What is required. Look for "wavelengths" in the listing below. Gather each line that contains it.

───── Data shown ─────

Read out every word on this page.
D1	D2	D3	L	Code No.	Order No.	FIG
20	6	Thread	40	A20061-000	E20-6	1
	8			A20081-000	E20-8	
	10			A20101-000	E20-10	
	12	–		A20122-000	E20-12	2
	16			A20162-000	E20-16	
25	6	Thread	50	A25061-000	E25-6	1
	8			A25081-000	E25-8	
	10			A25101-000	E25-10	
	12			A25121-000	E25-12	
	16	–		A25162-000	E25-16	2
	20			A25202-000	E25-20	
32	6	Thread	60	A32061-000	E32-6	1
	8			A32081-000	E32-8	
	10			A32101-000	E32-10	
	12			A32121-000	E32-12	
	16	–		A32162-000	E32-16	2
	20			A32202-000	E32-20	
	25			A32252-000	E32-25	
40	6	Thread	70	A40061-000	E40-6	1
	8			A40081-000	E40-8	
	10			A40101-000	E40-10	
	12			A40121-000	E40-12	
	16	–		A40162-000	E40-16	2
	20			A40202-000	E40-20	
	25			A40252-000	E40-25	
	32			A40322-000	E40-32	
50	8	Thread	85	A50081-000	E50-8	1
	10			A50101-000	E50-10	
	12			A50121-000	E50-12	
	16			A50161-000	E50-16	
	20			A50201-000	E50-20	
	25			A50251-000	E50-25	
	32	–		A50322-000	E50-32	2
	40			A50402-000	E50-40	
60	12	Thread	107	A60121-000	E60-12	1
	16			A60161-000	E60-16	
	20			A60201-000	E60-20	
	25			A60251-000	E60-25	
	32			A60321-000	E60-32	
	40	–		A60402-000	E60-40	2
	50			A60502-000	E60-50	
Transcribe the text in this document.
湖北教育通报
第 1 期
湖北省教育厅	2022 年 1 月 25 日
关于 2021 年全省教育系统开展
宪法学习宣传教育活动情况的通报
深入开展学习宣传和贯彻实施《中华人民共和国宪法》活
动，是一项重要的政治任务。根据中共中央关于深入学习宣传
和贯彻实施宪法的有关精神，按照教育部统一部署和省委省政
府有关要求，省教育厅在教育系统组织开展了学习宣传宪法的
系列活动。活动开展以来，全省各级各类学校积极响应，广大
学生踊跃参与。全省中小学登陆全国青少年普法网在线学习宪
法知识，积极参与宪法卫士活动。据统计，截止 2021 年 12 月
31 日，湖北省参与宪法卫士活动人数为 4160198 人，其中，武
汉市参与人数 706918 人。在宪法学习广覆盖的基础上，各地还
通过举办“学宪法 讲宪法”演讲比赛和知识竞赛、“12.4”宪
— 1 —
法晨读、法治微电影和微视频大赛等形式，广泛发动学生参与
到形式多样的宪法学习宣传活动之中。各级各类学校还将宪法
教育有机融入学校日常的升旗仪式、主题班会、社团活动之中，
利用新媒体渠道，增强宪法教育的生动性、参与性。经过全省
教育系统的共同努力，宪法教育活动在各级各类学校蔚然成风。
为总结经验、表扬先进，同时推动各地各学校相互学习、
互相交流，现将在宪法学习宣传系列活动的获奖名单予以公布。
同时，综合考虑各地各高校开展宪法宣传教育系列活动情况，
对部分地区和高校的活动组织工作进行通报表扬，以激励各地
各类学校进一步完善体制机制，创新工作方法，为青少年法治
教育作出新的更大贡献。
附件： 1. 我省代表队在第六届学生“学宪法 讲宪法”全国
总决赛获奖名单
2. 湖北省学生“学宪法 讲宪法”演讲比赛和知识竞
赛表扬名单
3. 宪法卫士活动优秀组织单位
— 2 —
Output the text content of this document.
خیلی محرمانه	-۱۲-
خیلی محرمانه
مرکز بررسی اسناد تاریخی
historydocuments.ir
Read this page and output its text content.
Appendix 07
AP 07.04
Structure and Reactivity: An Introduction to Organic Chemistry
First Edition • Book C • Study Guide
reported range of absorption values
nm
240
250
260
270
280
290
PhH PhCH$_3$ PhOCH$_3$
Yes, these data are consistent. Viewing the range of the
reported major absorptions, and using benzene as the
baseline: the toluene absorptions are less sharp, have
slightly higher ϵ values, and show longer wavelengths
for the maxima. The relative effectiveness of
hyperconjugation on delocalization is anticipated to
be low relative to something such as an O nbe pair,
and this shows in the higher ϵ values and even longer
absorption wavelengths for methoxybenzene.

─────

Answer below.
slightly higher ϵ values, and show longer wavelengths
absorption wavelengths for methoxybenzene.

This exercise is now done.